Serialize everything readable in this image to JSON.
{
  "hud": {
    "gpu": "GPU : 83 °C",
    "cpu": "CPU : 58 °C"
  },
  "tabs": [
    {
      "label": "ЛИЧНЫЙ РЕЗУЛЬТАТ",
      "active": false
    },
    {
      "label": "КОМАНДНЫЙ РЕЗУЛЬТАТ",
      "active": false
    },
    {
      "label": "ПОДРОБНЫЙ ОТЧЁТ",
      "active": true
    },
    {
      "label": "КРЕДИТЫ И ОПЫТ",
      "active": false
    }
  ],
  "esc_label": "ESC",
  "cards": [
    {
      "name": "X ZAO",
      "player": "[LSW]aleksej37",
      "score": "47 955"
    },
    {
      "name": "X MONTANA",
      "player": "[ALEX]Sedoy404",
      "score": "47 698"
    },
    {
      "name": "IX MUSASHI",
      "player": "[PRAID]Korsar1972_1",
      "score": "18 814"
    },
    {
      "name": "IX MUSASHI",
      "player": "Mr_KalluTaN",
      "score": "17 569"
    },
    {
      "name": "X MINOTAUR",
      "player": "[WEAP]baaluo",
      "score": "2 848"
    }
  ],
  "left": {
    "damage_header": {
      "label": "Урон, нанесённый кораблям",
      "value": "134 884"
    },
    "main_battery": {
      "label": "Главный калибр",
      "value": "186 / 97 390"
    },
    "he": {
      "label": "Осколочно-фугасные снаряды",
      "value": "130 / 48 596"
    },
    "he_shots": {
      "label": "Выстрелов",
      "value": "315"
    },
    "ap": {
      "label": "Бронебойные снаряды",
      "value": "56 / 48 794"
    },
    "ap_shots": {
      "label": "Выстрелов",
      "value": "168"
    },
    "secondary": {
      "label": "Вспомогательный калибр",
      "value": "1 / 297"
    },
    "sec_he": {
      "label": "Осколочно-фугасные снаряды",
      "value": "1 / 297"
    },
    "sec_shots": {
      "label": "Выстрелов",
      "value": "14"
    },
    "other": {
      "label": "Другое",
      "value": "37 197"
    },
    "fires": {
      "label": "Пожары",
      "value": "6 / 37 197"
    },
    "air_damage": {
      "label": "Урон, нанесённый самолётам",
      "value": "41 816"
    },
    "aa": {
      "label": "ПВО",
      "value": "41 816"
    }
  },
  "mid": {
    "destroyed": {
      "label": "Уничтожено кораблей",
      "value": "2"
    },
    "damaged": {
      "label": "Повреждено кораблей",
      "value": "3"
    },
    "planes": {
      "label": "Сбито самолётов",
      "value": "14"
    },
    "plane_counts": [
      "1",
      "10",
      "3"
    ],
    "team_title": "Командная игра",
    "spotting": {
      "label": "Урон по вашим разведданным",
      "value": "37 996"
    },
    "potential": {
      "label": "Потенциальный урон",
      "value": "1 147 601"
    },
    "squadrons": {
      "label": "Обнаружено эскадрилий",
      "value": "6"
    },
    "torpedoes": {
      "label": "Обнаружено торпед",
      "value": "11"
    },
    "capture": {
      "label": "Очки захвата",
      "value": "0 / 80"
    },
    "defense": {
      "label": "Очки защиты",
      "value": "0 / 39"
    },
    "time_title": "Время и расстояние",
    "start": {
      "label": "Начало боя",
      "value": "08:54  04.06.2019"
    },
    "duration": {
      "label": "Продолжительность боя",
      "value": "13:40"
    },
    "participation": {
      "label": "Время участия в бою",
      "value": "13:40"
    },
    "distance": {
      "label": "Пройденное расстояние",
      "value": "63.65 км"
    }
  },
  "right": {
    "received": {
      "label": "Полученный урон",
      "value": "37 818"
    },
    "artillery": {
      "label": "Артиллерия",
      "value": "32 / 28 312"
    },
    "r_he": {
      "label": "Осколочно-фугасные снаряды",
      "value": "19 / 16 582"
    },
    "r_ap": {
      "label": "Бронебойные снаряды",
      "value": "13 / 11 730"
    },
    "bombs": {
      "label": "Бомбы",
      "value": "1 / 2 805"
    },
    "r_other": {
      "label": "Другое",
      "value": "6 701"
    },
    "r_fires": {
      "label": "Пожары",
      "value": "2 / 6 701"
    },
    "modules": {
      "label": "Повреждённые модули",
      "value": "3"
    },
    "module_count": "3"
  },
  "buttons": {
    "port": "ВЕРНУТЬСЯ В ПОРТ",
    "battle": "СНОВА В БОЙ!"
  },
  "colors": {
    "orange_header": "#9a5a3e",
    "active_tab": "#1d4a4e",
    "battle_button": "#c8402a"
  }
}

· · ·

(Short exercise):
Return all the data exactly as given.

(Problem solution):
Serialize everything readable in this image to JSON.
{
  "hud": {
    "gpu": "GPU : 83 °C",
    "cpu": "CPU : 58 °C"
  },
  "tabs": [
    {
      "label": "ЛИЧНЫЙ РЕЗУЛЬТАТ",
      "active": false
    },
    {
      "label": "КОМАНДНЫЙ РЕЗУЛЬТАТ",
      "active": false
    },
    {
      "label": "ПОДРОБНЫЙ ОТЧЁТ",
      "active": true
    },
    {
      "label": "КРЕДИТЫ И ОПЫТ",
      "active": false
    }
  ],
  "esc_label": "ESC",
  "cards": [
    {
      "name": "X ZAO",
      "player": "[LSW]aleksej37",
      "score": "47 955"
    },
    {
      "name": "X MONTANA",
      "player": "[ALEX]Sedoy404",
      "score": "47 698"
    },
    {
      "name": "IX MUSASHI",
      "player": "[PRAID]Korsar1972_1",
      "score": "18 814"
    },
    {
      "name": "IX MUSASHI",
      "player": "Mr_KalluTaN",
      "score": "17 569"
    },
    {
      "name": "X MINOTAUR",
      "player": "[WEAP]baaluo",
      "score": "2 848"
    }
  ],
  "left": {
    "damage_header": {
      "label": "Урон, нанесённый кораблям",
      "value": "134 884"
    },
    "main_battery": {
      "label": "Главный калибр",
      "value": "186 / 97 390"
    },
    "he": {
      "label": "Осколочно-фугасные снаряды",
      "value": "130 / 48 596"
    },
    "he_shots": {
      "label": "Выстрелов",
      "value": "315"
    },
    "ap": {
      "label": "Бронебойные снаряды",
      "value": "56 / 48 794"
    },
    "ap_shots": {
      "label": "Выстрелов",
      "value": "168"
    },
    "secondary": {
      "label": "Вспомогательный калибр",
      "value": "1 / 297"
    },
    "sec_he": {
      "label": "Осколочно-фугасные снаряды",
      "value": "1 / 297"
    },
    "sec_shots": {
      "label": "Выстрелов",
      "value": "14"
    },
    "other": {
      "label": "Другое",
      "value": "37 197"
    },
    "fires": {
      "label": "Пожары",
      "value": "6 / 37 197"
    },
    "air_damage": {
      "label": "Урон, нанесённый самолётам",
      "value": "41 816"
    },
    "aa": {
      "label": "ПВО",
      "value": "41 816"
    }
  },
  "mid": {
    "destroyed": {
      "label": "Уничтожено кораблей",
      "value": "2"
    },
    "damaged": {
      "label": "Повреждено кораблей",
      "value": "3"
    },
    "planes": {
      "label": "Сбито самолётов",
      "value": "14"
    },
    "plane_counts": [
      "1",
      "10",
      "3"
    ],
    "team_title": "Командная игра",
    "spotting": {
      "label": "Урон по вашим разведданным",
      "value": "37 996"
    },
    "potential": {
      "label": "Потенциальный урон",
      "value": "1 147 601"
    },
    "squadrons": {
      "label": "Обнаружено эскадрилий",
      "value": "6"
    },
    "torpedoes": {
      "label": "Обнаружено торпед",
      "value": "11"
    },
    "capture": {
      "label": "Очки захвата",
      "value": "0 / 80"
    },
    "defense": {
      "label": "Очки защиты",
      "value": "0 / 39"
    },
    "time_title": "Время и расстояние",
    "start": {
      "label": "Начало боя",
      "value": "08:54  04.06.2019"
    },
    "duration": {
      "label": "Продолжительность боя",
      "value": "13:40"
    },
    "participation": {
      "label": "Время участия в бою",
      "value": "13:40"
    },
    "distance": {
      "label": "Пройденное расстояние",
      "value": "63.65 км"
    }
  },
  "right": {
    "received": {
      "label": "Полученный урон",
      "value": "37 818"
    },
    "artillery": {
      "label": "Артиллерия",
      "value": "32 / 28 312"
    },
    "r_he": {
      "label": "Осколочно-фугасные снаряды",
      "value": "19 / 16 582"
    },
    "r_ap": {
      "label": "Бронебойные снаряды",
      "value": "13 / 11 730"
    },
    "bombs": {
      "label": "Бомбы",
      "value": "1 / 2 805"
    },
    "r_other": {
      "label": "Другое",
      "value": "6 701"
    },
    "r_fires": {
      "label": "Пожары",
      "value": "2 / 6 701"
    },
    "modules": {
      "label": "Повреждённые модули",
      "value": "3"
    },
    "module_count": "3"
  },
  "buttons": {
    "port": "ВЕРНУТЬСЯ В ПОРТ",
    "battle": "СНОВА В БОЙ!"
  },
  "colors": {
    "orange_header": "#9a5a3e",
    "active_tab": "#1d4a4e",
    "battle_button": "#c8402a"
  }
}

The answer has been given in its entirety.